DOCUMENT EXTRACT:
--------------------------------------------------

Lion in the Stars05 Jun 2018 3:40 p.m. PST

Didn't work out so well the last time China tried to re-take Vietnam…

Tango01 Supporting Member of TMP05 Jun 2018 3:47 p.m. PST

Seems they have evolved…. (smile)… try to pick up one of their new Islands and see…. (smile)

Amicalement
Armand

Cacique Caribe05 Jun 2018 5:24 p.m. PST

And yet so many in the West seem to find all kinds of ways to excuse Communist China's obvious imperialism.

And the rest are still saying that China's expansionist plans will never become a reality, perhaps because the West had very limited success holding on to other parts of Asia.

Denial all around. :)

Dan

Charlie 1205 Jun 2018 9:03 p.m. PST

Its call REALISM, Dan….

So, are you suggesting we start a nuclear war over some miserable rocks in the SCS that have ZERO military value? (And little other value if everybody ignores them. Which everybody is).

And you think China is so special that they're going to wildly succeed where just about everyone else (including themselves) has failed? I don't see it.

Your Chinaphobia has clouded all commonsense…

Cacique Caribe05 Jun 2018 10:22 p.m. PST

Charlie 12: "So, are you suggesting we start a nuclear war over some miserable rocks in the SCS that have ZERO military value? (And little other value if everybody ignores them. Which everybody is)."

Of course I'm not suggesting a nuclear war. Who is saying that?

--------------------------------------------------

DATA:

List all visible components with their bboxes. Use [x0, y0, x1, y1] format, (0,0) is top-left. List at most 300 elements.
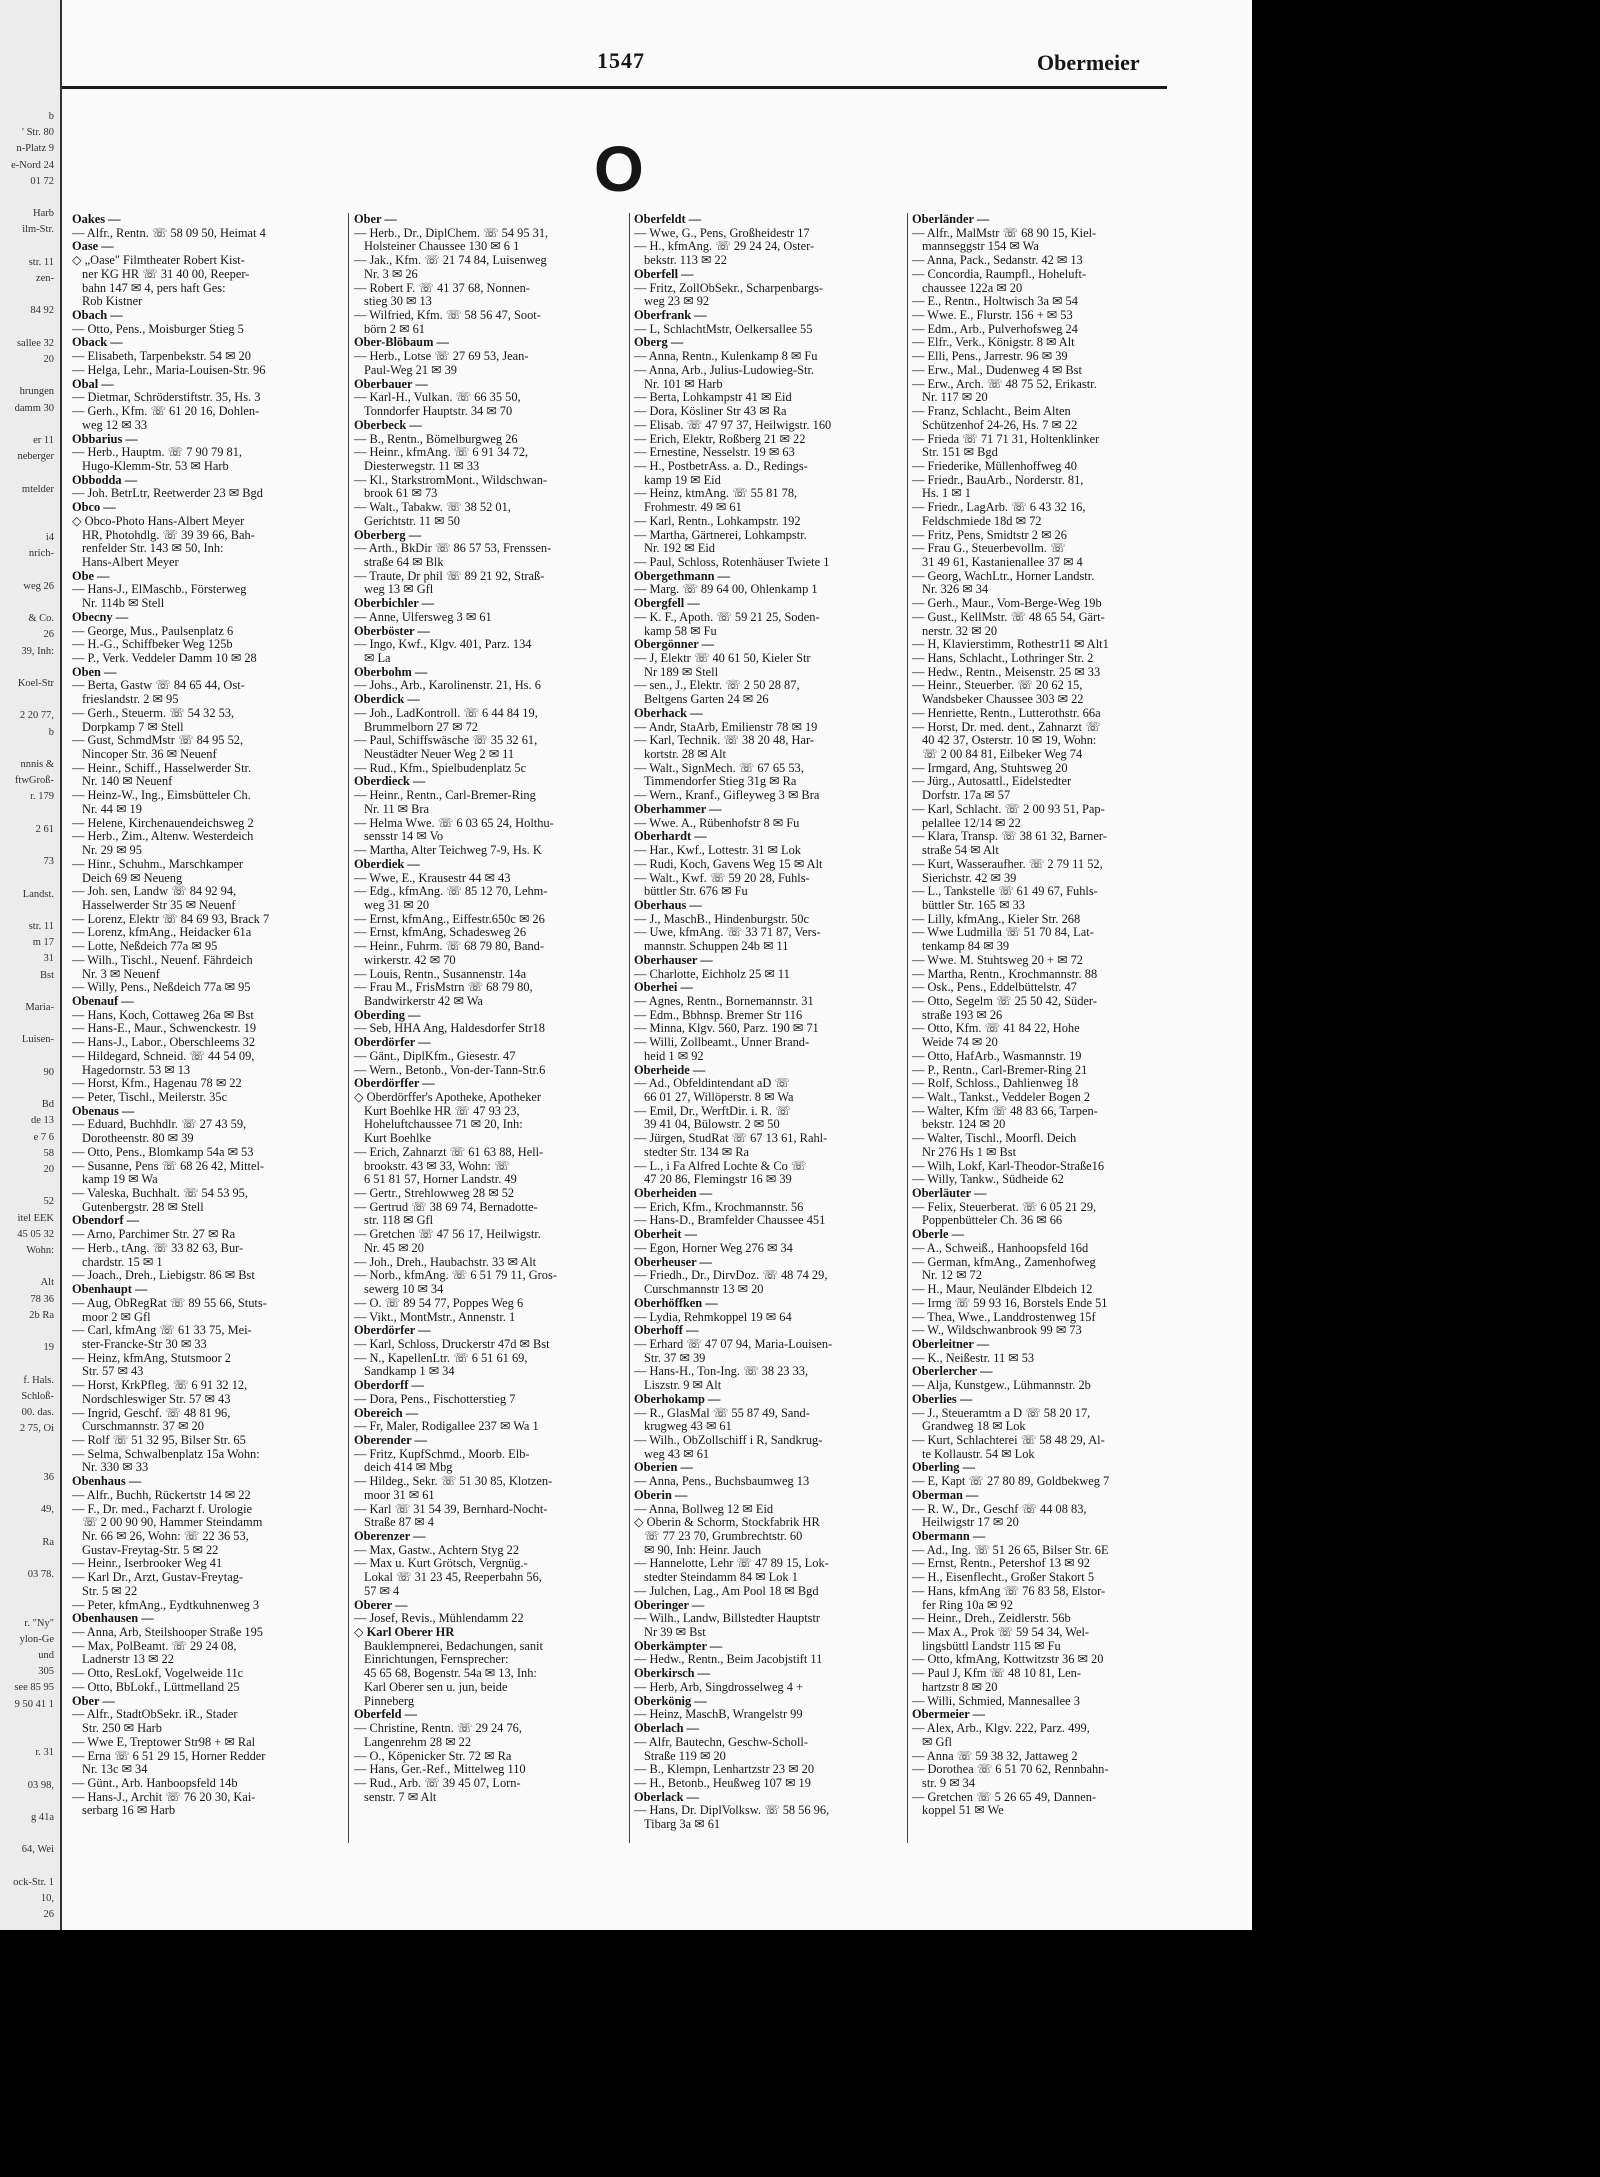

--------------------------------------------------

LIST OF TASKS:
1. Repeat the passage of the forum thread on China word for word, from "Its call REALISM, Dan…." up to and including "is saying that?".
2. In the forum thread on China, how much military value does Charlie 12 say the rocks in the SCS have?
3. Write the next part of the forum thread on China, picking up after its final sentence.
The lines play no part in these tasks.

OUTPUTS BY TASK:
1.
Its call REALISM, Dan….

So, are you suggesting we start a nuclear war over some miserable rocks in the SCS that have ZERO military value? (And little other value if everybody ignores them. Which everybody is).

And you think China is so special that they're going to wildly succeed where just about everyone else (including themselves) has failed? I don't see it.

Your Chinaphobia has clouded all commonsense…

Cacique Caribe05 Jun 2018 10:22 p.m. PST

Charlie 12: "So, are you suggesting we start a nuclear war over some miserable rocks in the SCS that have ZERO military value? (And little other value if everybody ignores them. Which everybody is)."

Of course I'm not suggesting a nuclear war. Who is saying that?

2. He says they have zero military value.

3.
But at least I'm not sitting there justifying everything Communist China does, and then minimizing the importance of those international waters (and, in doing so, minimizing the aggressive appropriation of those waters). They give China, the one with the flimsiest claim, a foothold on waters that for centuries have been of immense economic importance to other countries (Vietnam, Malaysia, Philippines and even Taiwan, Republic of China) who cannot stand up on their own militarily to Communist China, not even to dislodge any artificial islands it decides to build within the Nine Dash. Those waters are vital to feeding those populations, who don't have alternate means of feeding themselves like Communist China does.

And I'm not even going to discuss the threat it poses to international shipping lanes, seeing as how the People's Republic of China now thinks it can challenge any ship that enters those international waters. That one should have been an obvious one.

Dan
PS. "Your Chinaphobia has clouded all commonsense…"
Oh, and it's not "Chinaphobia", by the way. Not even Sinophobia either, really, seeing as how so many other ethnic Chinese living in Taiwan and elsewhere are being threatened by Communist China's (Beijing's) expansionism. So, if you need to give it a label at all, give it the right one and call it something like "Beijingophobia". And then, just to be fair, I'll call your affliction "Beijingophilia".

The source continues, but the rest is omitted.